INPUT ROWS:
= = = =

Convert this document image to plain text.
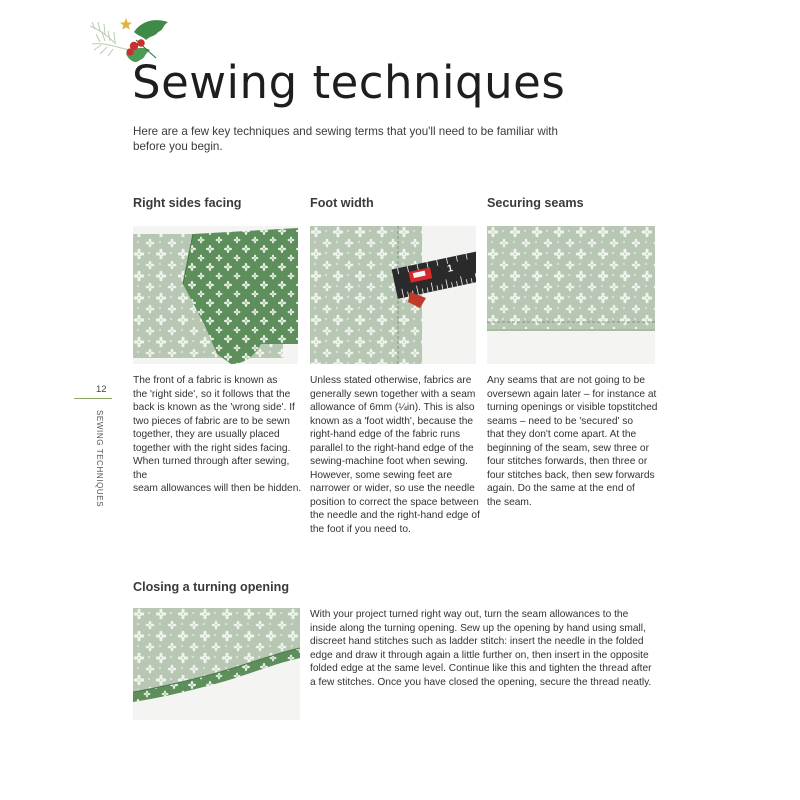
Sewing techniques

Here are a few key techniques and sewing terms that you'll need to be familiar with before you begin.

Right sides facing
The front of a fabric is known as
the 'right side', so it follows that the
back is known as the 'wrong side'. If
two pieces of fabric are to be sewn
together, they are usually placed
together with the right sides facing.
When turned through after sewing, the
seam allowances will then be hidden.
Foot width
1
Unless stated otherwise, fabrics are
generally sewn together with a seam
allowance of 6mm (¼in). This is also
known as a 'foot width', because the
right-hand edge of the fabric runs
parallel to the right-hand edge of the
sewing-machine foot when sewing.
However, some sewing feet are
narrower or wider, so use the needle
position to correct the space between
the needle and the right-hand edge of
the foot if you need to.
Securing seams
Any seams that are not going to be
oversewn again later – for instance at
turning openings or visible topstitched
seams – need to be 'secured' so
that they don't come apart. At the
beginning of the seam, sew three or
four stitches forwards, then three or
four stitches back, then sew forwards
again. Do the same at the end of
the seam.
Closing a turning opening
With your project turned right way out, turn the seam allowances to the
inside along the turning opening. Sew up the opening by hand using small,
discreet hand stitches such as ladder stitch: insert the needle in the folded
edge and draw it through again a little further on, then insert in the opposite
folded edge at the same level. Continue like this and tighten the thread after
a few stitches. Once you have closed the opening, secure the thread neatly.
12
SEWING TECHNIQUES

= = = =

WORK TO DO: Pull out each line of the records holding the string "needle".

RESPONSE:
narrower or wider, so use the needle
the needle and the right-hand edge of
discreet hand stitches such as ladder stitch: insert the needle in the folded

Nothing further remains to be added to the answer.